GOAL -> Each entry below is to be transcribed exactly.

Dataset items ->
- - -

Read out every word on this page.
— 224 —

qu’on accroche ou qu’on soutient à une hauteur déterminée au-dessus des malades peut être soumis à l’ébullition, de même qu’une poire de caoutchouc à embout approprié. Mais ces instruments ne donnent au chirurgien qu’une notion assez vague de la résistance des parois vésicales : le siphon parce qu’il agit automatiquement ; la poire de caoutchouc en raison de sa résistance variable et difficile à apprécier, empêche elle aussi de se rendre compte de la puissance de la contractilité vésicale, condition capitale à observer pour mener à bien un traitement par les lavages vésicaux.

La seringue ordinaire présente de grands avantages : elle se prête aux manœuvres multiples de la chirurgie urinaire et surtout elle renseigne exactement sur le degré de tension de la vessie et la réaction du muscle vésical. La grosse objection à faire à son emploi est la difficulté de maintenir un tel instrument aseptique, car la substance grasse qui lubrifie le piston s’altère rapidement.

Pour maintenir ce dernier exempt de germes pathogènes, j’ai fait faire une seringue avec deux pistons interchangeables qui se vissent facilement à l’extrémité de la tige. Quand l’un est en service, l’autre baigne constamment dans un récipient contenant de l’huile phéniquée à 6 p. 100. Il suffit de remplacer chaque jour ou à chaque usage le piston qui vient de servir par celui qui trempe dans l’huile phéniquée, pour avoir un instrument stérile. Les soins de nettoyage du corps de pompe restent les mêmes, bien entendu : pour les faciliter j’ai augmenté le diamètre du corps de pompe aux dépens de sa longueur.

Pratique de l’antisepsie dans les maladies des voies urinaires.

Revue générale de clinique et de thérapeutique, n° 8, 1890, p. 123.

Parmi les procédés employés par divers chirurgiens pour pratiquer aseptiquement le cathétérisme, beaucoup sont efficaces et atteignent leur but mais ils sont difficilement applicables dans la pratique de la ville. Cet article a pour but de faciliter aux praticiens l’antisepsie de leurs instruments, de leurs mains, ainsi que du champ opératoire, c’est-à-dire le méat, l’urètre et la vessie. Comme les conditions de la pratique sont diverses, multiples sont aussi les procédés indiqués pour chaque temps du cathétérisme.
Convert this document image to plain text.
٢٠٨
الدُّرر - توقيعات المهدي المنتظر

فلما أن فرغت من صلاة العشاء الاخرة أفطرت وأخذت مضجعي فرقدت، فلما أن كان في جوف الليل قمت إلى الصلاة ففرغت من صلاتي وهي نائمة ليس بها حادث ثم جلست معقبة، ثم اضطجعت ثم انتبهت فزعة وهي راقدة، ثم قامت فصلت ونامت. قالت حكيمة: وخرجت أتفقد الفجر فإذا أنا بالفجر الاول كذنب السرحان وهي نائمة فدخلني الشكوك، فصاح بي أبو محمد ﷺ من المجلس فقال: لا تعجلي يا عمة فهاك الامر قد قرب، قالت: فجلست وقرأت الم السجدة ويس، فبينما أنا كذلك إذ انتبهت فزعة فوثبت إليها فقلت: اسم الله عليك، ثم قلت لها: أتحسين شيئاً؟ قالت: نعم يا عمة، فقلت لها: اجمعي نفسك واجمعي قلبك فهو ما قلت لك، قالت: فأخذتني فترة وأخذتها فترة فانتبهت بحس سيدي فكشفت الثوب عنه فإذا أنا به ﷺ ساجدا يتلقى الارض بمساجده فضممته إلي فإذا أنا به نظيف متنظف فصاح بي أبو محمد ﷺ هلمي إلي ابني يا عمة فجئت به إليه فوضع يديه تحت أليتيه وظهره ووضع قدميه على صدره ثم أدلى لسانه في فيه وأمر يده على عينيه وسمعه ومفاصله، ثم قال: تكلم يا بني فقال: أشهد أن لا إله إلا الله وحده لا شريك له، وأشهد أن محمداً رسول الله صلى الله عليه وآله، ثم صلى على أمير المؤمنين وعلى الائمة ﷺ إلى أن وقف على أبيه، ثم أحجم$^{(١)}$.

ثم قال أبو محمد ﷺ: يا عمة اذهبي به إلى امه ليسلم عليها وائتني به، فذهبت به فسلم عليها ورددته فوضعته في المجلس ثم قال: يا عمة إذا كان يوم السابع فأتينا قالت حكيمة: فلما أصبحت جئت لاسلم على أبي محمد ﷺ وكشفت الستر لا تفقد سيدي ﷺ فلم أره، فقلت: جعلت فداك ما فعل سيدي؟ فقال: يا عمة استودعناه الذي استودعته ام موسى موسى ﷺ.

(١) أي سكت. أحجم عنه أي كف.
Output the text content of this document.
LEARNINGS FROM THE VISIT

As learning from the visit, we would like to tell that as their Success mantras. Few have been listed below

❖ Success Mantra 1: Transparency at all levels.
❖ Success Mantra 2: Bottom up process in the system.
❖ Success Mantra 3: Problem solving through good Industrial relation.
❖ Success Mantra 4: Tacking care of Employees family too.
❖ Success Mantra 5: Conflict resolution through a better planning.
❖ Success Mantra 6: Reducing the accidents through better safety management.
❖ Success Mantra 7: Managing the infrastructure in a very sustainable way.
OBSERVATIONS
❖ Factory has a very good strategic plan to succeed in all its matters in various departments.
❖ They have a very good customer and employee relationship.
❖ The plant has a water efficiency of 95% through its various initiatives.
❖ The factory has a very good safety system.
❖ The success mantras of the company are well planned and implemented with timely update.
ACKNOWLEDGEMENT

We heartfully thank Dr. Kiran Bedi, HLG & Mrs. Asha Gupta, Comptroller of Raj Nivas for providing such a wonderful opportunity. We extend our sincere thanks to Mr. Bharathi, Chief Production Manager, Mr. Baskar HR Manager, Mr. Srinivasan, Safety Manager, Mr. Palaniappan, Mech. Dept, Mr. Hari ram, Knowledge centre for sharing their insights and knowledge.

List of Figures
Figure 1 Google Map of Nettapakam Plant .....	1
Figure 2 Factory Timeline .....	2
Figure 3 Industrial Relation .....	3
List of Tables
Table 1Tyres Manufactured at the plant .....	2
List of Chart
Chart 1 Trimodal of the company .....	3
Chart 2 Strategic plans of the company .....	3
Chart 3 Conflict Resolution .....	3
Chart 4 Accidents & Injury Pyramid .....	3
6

- - -

OUTPUT OF THE TASK ->
Read out every word on this page.
— 224 —

qu’on accroche ou qu’on soutient à une hauteur déterminée au-dessus des malades peut être soumis à l’ébullition, de même qu’une poire de caoutchouc à embout approprié. Mais ces instruments ne donnent au chirurgien qu’une notion assez vague de la résistance des parois vésicales : le siphon parce qu’il agit automatiquement ; la poire de caoutchouc en raison de sa résistance variable et difficile à apprécier, empêche elle aussi de se rendre compte de la puissance de la contractilité vésicale, condition capitale à observer pour mener à bien un traitement par les lavages vésicaux.

La seringue ordinaire présente de grands avantages : elle se prête aux manœuvres multiples de la chirurgie urinaire et surtout elle renseigne exactement sur le degré de tension de la vessie et la réaction du muscle vésical. La grosse objection à faire à son emploi est la difficulté de maintenir un tel instrument aseptique, car la substance grasse qui lubrifie le piston s’altère rapidement.

Pour maintenir ce dernier exempt de germes pathogènes, j’ai fait faire une seringue avec deux pistons interchangeables qui se vissent facilement à l’extrémité de la tige. Quand l’un est en service, l’autre baigne constamment dans un récipient contenant de l’huile phéniquée à 6 p. 100. Il suffit de remplacer chaque jour ou à chaque usage le piston qui vient de servir par celui qui trempe dans l’huile phéniquée, pour avoir un instrument stérile. Les soins de nettoyage du corps de pompe restent les mêmes, bien entendu : pour les faciliter j’ai augmenté le diamètre du corps de pompe aux dépens de sa longueur.

Pratique de l’antisepsie dans les maladies des voies urinaires.

Revue générale de clinique et de thérapeutique, n° 8, 1890, p. 123.

Parmi les procédés employés par divers chirurgiens pour pratiquer aseptiquement le cathétérisme, beaucoup sont efficaces et atteignent leur but mais ils sont difficilement applicables dans la pratique de la ville. Cet article a pour but de faciliter aux praticiens l’antisepsie de leurs instruments, de leurs mains, ainsi que du champ opératoire, c’est-à-dire le méat, l’urètre et la vessie. Comme les conditions de la pratique sont diverses, multiples sont aussi les procédés indiqués pour chaque temps du cathétérisme.
Convert this document image to plain text.
٢٠٨
الدُّرر - توقيعات المهدي المنتظر

فلما أن فرغت من صلاة العشاء الاخرة أفطرت وأخذت مضجعي فرقدت، فلما أن كان في جوف الليل قمت إلى الصلاة ففرغت من صلاتي وهي نائمة ليس بها حادث ثم جلست معقبة، ثم اضطجعت ثم انتبهت فزعة وهي راقدة، ثم قامت فصلت ونامت. قالت حكيمة: وخرجت أتفقد الفجر فإذا أنا بالفجر الاول كذنب السرحان وهي نائمة فدخلني الشكوك، فصاح بي أبو محمد ﷺ من المجلس فقال: لا تعجلي يا عمة فهاك الامر قد قرب، قالت: فجلست وقرأت الم السجدة ويس، فبينما أنا كذلك إذ انتبهت فزعة فوثبت إليها فقلت: اسم الله عليك، ثم قلت لها: أتحسين شيئاً؟ قالت: نعم يا عمة، فقلت لها: اجمعي نفسك واجمعي قلبك فهو ما قلت لك، قالت: فأخذتني فترة وأخذتها فترة فانتبهت بحس سيدي فكشفت الثوب عنه فإذا أنا به ﷺ ساجدا يتلقى الارض بمساجده فضممته إلي فإذا أنا به نظيف متنظف فصاح بي أبو محمد ﷺ هلمي إلي ابني يا عمة فجئت به إليه فوضع يديه تحت أليتيه وظهره ووضع قدميه على صدره ثم أدلى لسانه في فيه وأمر يده على عينيه وسمعه ومفاصله، ثم قال: تكلم يا بني فقال: أشهد أن لا إله إلا الله وحده لا شريك له، وأشهد أن محمداً رسول الله صلى الله عليه وآله، ثم صلى على أمير المؤمنين وعلى الائمة ﷺ إلى أن وقف على أبيه، ثم أحجم$^{(١)}$.

ثم قال أبو محمد ﷺ: يا عمة اذهبي به إلى امه ليسلم عليها وائتني به، فذهبت به فسلم عليها ورددته فوضعته في المجلس ثم قال: يا عمة إذا كان يوم السابع فأتينا قالت حكيمة: فلما أصبحت جئت لاسلم على أبي محمد ﷺ وكشفت الستر لا تفقد سيدي ﷺ فلم أره، فقلت: جعلت فداك ما فعل سيدي؟ فقال: يا عمة استودعناه الذي استودعته ام موسى موسى ﷺ.

(١) أي سكت. أحجم عنه أي كف.
Output the text content of this document.
LEARNINGS FROM THE VISIT

As learning from the visit, we would like to tell that as their Success mantras. Few have been listed below

❖ Success Mantra 1: Transparency at all levels.
❖ Success Mantra 2: Bottom up process in the system.
❖ Success Mantra 3: Problem solving through good Industrial relation.
❖ Success Mantra 4: Tacking care of Employees family too.
❖ Success Mantra 5: Conflict resolution through a better planning.
❖ Success Mantra 6: Reducing the accidents through better safety management.
❖ Success Mantra 7: Managing the infrastructure in a very sustainable way.
OBSERVATIONS
❖ Factory has a very good strategic plan to succeed in all its matters in various departments.
❖ They have a very good customer and employee relationship.
❖ The plant has a water efficiency of 95% through its various initiatives.
❖ The factory has a very good safety system.
❖ The success mantras of the company are well planned and implemented with timely update.
ACKNOWLEDGEMENT

We heartfully thank Dr. Kiran Bedi, HLG & Mrs. Asha Gupta, Comptroller of Raj Nivas for providing such a wonderful opportunity. We extend our sincere thanks to Mr. Bharathi, Chief Production Manager, Mr. Baskar HR Manager, Mr. Srinivasan, Safety Manager, Mr. Palaniappan, Mech. Dept, Mr. Hari ram, Knowledge centre for sharing their insights and knowledge.

List of Figures
Figure 1 Google Map of Nettapakam Plant .....	1
Figure 2 Factory Timeline .....	2
Figure 3 Industrial Relation .....	3
List of Tables
Table 1Tyres Manufactured at the plant .....	2
List of Chart
Chart 1 Trimodal of the company .....	3
Chart 2 Strategic plans of the company .....	3
Chart 3 Conflict Resolution .....	3
Chart 4 Accidents & Injury Pyramid .....	3
6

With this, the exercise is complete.